— BEGIN Passage given —

NOTES TO CONSOLIDATED CONDENSED FINANCIAL STATEMENTS
(Millions of dollars, except per share amounts)
1. Condensed Financial Statements
Montgomery Ward Holding Corp. (the Company or MW Holding)
conducts its operations through its only direct subsidiary,
Montgomery Ward & Co., Incorporated (Montgomery Ward). In the
opinion of management, the unaudited financial statements of the
Company include all adjustments necessary for a fair presentation.
All such adjustments are of a normal recurring nature. The
condensed financial statements should be read in the context of the
financial statements and notes thereto filed with the Securities
and Exchange Commission in MW Holding's 1993 Annual Report on Form
10-K. Income from investments of insurance operations for 1993 has
been reclassified from Interest expense, net to Direct response
marketing revenues. Certain other prior period amounts have also
been reclassified to be comparable with the current period
presentation.
Effective January 2, 1994, the Company adopted Statement of
Financial Accounting Standards No. 115, "Accounting for Certain
Investments in Debt and Equity Securities" (FAS No. 115). Under
FAS No. 115, all debt securities are classified as "available-for-
sale" and are stated at fair market value with all changes in
unrealized gains or losses included in Shareholders' Equity. The
adoption of FAS No. 115 increased Investments of insurance
operations by $17, Deferred income taxes by $6 and Unrealized gain
on equity securities by $11 and had no impact on the results of
operations of the Company.

— END Passage given —
— BEGIN Data entries —

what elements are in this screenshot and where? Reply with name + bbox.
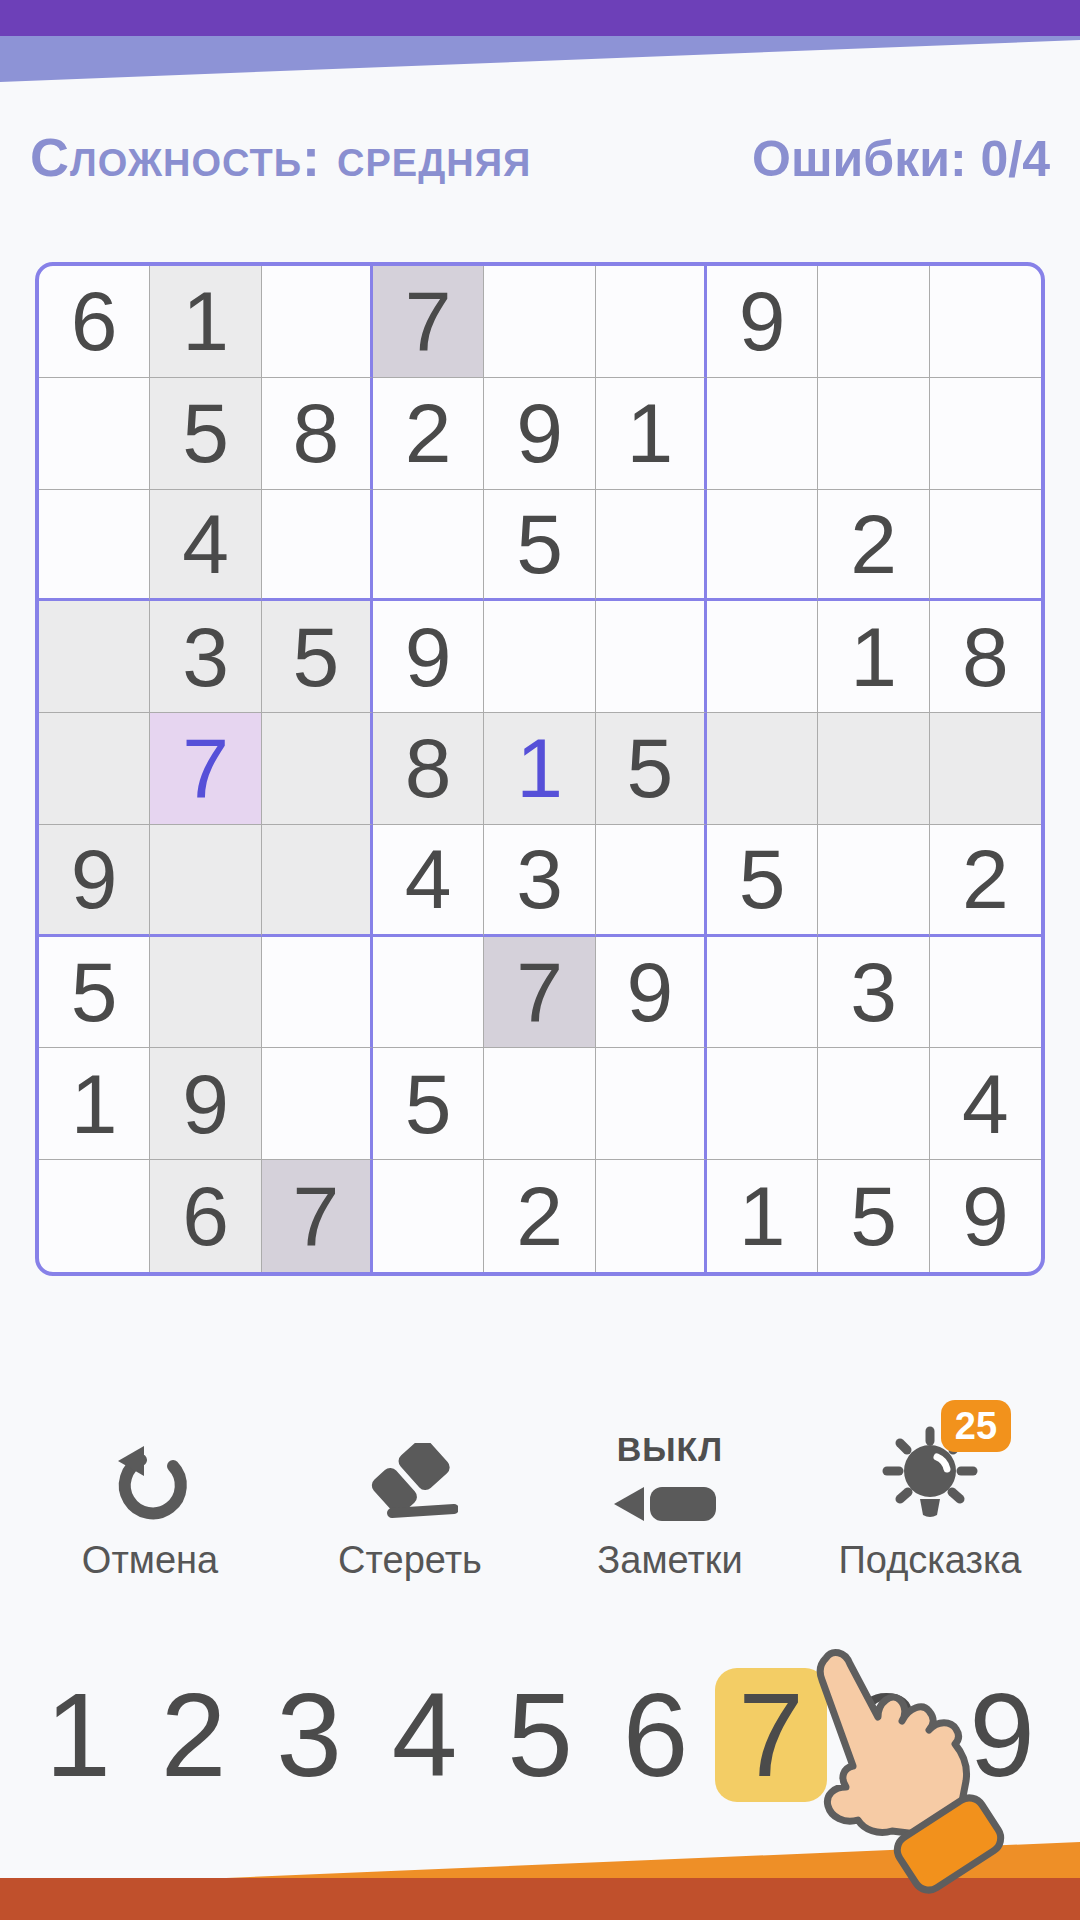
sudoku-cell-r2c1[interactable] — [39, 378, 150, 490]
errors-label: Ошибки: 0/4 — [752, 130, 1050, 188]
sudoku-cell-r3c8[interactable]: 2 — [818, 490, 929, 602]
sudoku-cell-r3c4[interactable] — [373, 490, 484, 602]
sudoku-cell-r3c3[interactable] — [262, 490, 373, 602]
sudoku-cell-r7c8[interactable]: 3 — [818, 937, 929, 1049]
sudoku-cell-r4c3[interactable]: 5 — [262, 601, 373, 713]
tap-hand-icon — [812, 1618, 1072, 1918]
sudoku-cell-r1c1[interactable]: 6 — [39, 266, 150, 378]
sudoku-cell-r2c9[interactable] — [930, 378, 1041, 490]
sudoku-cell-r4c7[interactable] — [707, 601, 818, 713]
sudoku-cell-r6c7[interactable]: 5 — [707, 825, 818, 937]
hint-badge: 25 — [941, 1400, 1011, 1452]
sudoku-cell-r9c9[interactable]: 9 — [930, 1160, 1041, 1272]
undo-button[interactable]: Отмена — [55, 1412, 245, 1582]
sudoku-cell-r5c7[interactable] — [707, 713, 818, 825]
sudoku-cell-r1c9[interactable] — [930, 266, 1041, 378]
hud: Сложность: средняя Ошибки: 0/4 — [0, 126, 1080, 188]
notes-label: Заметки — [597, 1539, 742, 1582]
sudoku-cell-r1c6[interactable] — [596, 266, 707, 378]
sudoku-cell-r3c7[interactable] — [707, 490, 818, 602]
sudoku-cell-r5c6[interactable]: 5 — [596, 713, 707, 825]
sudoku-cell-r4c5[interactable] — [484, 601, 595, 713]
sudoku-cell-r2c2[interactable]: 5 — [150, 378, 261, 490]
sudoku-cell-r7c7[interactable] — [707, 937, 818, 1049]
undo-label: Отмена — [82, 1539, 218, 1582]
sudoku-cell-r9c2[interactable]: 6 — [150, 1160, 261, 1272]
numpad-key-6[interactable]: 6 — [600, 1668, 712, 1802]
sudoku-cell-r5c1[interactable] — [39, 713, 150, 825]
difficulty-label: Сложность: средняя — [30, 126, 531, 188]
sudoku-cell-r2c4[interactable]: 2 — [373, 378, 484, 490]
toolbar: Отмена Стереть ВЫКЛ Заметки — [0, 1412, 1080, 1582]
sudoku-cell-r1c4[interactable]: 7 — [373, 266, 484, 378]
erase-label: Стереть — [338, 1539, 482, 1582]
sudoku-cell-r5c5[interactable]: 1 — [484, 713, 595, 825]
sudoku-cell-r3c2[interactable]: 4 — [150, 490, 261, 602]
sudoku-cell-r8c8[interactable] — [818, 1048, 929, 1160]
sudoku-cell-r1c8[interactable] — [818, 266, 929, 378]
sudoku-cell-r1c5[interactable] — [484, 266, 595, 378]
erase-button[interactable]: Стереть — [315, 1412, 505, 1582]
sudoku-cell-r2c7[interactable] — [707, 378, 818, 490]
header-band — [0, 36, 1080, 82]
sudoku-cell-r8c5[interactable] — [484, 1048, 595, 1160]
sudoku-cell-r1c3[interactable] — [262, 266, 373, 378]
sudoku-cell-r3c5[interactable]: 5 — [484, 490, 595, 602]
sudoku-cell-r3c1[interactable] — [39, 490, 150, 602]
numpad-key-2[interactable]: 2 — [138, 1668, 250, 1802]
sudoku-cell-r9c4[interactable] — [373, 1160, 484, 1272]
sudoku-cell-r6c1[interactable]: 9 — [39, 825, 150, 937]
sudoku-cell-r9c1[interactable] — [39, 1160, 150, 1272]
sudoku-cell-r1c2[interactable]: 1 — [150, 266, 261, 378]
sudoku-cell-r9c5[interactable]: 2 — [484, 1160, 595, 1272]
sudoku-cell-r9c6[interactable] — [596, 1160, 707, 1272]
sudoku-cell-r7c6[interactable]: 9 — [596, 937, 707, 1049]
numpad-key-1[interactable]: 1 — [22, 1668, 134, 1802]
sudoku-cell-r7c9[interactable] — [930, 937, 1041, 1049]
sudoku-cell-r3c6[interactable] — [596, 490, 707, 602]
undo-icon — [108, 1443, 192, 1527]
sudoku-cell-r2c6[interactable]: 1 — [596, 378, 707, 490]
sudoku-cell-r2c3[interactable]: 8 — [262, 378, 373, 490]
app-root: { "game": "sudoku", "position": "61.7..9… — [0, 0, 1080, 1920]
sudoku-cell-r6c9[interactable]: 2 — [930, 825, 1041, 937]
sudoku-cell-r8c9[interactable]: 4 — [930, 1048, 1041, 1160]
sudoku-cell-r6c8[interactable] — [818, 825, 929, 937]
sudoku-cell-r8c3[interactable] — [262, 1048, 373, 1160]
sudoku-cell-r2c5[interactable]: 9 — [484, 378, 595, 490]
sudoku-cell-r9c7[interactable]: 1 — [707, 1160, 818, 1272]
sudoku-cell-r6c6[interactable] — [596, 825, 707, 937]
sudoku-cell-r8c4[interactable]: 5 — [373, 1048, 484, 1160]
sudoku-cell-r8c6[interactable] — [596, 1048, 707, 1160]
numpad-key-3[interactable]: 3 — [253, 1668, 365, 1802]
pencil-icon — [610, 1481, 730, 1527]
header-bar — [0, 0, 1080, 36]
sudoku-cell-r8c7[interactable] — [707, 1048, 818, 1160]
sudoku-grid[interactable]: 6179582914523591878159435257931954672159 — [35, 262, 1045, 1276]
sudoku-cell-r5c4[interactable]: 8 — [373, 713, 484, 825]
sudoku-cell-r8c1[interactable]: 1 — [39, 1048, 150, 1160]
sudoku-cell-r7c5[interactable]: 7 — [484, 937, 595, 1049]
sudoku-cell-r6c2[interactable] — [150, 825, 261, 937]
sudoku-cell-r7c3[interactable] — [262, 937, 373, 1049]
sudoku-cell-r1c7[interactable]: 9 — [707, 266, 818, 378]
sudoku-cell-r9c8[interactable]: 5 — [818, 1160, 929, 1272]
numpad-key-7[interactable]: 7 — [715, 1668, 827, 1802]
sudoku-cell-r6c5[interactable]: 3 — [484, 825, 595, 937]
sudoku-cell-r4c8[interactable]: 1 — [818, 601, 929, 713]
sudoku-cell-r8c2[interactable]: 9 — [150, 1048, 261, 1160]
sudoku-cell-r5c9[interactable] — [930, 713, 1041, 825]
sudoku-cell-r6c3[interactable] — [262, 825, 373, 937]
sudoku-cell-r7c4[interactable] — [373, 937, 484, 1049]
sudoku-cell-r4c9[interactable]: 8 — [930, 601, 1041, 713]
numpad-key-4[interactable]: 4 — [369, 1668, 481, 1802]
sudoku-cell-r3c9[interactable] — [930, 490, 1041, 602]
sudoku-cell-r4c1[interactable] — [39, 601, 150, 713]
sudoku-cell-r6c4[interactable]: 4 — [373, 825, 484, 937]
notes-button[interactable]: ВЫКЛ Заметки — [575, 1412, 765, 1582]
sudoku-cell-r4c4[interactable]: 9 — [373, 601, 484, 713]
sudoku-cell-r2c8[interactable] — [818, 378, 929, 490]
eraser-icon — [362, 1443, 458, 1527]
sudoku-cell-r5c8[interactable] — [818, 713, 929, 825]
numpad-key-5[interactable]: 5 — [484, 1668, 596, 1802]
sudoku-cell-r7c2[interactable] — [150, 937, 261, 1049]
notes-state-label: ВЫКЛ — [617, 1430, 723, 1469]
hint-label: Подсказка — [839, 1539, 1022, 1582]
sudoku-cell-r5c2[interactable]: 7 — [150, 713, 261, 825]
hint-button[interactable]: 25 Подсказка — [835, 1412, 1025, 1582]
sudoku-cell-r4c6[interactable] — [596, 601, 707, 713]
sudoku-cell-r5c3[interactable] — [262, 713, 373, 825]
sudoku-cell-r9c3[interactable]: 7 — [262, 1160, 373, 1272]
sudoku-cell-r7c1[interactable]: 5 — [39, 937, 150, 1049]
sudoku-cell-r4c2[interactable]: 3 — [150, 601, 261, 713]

— END Data entries —
— BEGIN Data entries —

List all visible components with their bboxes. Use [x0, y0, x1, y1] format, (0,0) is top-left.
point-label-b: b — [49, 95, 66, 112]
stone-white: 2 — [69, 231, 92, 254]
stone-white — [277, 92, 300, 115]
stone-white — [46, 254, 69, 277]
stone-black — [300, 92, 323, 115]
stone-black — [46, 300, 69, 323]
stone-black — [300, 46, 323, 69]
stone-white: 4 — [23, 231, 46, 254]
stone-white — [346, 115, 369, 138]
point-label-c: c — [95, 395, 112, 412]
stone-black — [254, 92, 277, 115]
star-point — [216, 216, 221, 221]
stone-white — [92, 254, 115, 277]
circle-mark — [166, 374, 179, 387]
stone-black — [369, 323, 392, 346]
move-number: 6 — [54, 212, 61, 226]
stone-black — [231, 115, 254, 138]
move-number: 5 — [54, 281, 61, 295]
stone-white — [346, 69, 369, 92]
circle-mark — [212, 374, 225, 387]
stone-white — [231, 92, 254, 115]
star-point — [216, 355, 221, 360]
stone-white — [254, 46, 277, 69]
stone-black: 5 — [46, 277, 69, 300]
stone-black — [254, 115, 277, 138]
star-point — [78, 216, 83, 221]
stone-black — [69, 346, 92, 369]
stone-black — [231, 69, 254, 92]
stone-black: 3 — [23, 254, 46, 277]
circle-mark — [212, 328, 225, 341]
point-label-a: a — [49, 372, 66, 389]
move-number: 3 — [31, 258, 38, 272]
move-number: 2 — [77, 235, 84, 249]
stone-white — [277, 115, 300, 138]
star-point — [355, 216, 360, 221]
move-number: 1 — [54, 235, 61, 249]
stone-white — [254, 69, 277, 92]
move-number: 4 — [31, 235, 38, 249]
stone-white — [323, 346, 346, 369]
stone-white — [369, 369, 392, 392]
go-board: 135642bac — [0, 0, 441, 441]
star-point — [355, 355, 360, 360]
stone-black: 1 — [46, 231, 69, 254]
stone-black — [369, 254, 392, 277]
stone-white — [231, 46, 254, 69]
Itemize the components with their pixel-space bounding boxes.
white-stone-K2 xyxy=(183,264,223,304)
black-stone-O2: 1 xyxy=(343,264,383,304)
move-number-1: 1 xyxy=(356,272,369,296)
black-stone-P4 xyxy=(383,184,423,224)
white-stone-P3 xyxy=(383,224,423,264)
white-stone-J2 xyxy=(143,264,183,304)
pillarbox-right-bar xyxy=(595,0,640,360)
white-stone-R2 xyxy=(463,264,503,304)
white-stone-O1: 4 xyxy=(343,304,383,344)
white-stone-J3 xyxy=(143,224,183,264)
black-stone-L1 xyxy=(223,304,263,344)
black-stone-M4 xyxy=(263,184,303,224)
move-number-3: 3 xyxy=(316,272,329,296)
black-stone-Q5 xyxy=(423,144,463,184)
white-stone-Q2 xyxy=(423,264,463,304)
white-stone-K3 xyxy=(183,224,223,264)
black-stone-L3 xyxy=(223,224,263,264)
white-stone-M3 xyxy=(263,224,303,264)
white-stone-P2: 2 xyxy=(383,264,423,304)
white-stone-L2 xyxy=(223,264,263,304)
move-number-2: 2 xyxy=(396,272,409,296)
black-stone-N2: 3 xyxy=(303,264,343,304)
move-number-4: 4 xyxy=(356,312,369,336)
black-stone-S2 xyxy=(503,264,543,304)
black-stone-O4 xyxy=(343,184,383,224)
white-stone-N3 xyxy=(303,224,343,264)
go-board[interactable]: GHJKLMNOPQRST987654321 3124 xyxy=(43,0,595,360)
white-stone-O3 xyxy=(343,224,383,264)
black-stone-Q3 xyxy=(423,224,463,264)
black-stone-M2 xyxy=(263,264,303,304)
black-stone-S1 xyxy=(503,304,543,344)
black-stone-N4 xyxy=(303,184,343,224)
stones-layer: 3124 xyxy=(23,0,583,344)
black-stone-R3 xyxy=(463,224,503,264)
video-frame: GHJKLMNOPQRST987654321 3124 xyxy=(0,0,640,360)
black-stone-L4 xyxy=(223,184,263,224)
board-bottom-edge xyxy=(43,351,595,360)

— END Data entries —
— BEGIN Data entries —

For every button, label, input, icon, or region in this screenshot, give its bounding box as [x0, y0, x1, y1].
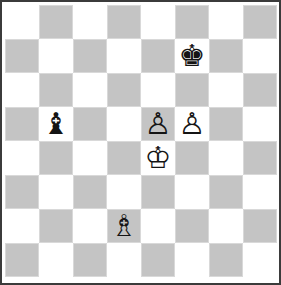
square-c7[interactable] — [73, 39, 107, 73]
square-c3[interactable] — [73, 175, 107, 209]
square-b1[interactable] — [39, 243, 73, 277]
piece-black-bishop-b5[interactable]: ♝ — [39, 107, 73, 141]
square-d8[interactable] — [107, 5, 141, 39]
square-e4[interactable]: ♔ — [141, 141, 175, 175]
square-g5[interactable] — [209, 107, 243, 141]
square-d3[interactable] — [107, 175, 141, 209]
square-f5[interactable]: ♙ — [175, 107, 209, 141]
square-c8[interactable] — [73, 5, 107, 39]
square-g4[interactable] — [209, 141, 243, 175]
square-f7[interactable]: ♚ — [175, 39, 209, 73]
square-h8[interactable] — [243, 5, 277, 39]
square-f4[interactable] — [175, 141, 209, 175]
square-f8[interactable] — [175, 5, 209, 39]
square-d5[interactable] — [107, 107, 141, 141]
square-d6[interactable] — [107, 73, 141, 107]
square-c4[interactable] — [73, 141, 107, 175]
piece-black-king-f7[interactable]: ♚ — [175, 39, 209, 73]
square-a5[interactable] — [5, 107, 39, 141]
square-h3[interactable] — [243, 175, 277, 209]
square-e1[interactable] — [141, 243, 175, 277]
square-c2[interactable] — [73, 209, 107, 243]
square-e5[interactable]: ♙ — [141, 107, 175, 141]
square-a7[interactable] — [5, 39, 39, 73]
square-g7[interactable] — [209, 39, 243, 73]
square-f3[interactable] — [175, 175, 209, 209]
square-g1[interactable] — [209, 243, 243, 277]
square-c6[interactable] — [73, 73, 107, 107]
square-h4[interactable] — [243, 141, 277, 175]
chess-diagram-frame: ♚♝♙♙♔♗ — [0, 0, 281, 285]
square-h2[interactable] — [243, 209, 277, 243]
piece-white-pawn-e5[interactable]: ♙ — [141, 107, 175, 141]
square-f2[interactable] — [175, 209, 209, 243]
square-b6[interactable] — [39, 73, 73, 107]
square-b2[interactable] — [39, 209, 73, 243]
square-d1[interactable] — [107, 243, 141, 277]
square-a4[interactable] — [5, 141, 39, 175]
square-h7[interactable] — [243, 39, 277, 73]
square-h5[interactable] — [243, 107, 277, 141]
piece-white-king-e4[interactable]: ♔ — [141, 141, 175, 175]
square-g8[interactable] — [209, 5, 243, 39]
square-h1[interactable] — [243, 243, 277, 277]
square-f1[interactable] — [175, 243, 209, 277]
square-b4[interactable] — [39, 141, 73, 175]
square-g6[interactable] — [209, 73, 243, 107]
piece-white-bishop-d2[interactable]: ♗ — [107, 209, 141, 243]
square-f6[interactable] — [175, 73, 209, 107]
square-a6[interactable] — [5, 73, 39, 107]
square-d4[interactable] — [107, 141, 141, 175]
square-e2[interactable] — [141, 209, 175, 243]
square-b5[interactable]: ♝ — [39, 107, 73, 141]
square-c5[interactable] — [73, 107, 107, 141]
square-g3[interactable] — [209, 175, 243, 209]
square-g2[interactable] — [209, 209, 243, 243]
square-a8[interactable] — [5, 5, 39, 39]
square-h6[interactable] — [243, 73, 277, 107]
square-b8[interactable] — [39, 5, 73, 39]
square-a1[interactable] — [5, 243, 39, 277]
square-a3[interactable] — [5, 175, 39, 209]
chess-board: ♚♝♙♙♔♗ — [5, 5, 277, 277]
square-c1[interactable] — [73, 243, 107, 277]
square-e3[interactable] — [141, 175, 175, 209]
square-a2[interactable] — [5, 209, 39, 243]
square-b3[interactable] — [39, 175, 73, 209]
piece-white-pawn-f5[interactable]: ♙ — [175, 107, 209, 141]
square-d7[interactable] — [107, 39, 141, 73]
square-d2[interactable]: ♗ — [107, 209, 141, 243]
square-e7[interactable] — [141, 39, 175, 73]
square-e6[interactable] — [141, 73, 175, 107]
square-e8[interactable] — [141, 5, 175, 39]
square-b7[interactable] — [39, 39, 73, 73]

— END Data entries —

What needs to be done:
Reproduce the passage of the financial statement notes from "NOTES TO CONSOLIDATED" to "a fair presentation.".

Answer for this exercise:
NOTES TO CONSOLIDATED CONDENSED FINANCIAL STATEMENTS
(Millions of dollars, except per share amounts)
1. Condensed Financial Statements
Montgomery Ward Holding Corp. (the Company or MW Holding)
conducts its operations through its only direct subsidiary,
Montgomery Ward & Co., Incorporated (Montgomery Ward). In the
opinion of management, the unaudited financial statements of the
Company include all adjustments necessary for a fair presentation.